# Objective
State the number of lines with the string "title" in them, and nothing else.

Items from a figure collection
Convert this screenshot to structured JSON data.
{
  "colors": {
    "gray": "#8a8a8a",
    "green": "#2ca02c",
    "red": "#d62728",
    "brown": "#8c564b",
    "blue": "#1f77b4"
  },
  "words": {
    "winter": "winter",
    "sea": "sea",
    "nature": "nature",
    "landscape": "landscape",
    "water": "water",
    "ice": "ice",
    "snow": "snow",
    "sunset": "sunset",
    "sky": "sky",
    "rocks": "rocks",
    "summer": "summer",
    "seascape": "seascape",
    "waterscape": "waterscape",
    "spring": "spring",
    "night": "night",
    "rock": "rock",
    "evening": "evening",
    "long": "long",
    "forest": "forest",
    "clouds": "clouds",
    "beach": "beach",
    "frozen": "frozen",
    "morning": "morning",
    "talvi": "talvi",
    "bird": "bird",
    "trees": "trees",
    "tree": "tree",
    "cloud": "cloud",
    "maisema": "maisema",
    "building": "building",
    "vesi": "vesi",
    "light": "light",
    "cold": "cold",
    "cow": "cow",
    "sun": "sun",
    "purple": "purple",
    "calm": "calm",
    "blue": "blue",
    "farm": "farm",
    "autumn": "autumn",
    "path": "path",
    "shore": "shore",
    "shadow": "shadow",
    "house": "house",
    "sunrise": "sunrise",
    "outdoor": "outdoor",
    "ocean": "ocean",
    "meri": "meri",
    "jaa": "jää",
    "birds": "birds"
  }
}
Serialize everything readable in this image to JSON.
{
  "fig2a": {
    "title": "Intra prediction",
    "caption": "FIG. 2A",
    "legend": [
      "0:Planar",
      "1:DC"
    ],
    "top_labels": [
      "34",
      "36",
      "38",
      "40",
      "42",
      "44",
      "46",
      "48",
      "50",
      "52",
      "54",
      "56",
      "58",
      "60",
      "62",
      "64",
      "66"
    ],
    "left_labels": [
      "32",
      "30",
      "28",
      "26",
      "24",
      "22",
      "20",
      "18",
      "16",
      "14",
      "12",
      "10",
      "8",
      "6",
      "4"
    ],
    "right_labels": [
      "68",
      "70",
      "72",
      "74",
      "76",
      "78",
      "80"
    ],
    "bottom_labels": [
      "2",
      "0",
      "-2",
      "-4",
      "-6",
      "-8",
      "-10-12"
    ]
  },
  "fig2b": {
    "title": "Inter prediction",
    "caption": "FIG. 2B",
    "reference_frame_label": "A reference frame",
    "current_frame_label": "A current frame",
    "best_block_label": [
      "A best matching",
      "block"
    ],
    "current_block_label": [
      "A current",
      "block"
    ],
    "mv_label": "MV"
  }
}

# Output for this exercise
2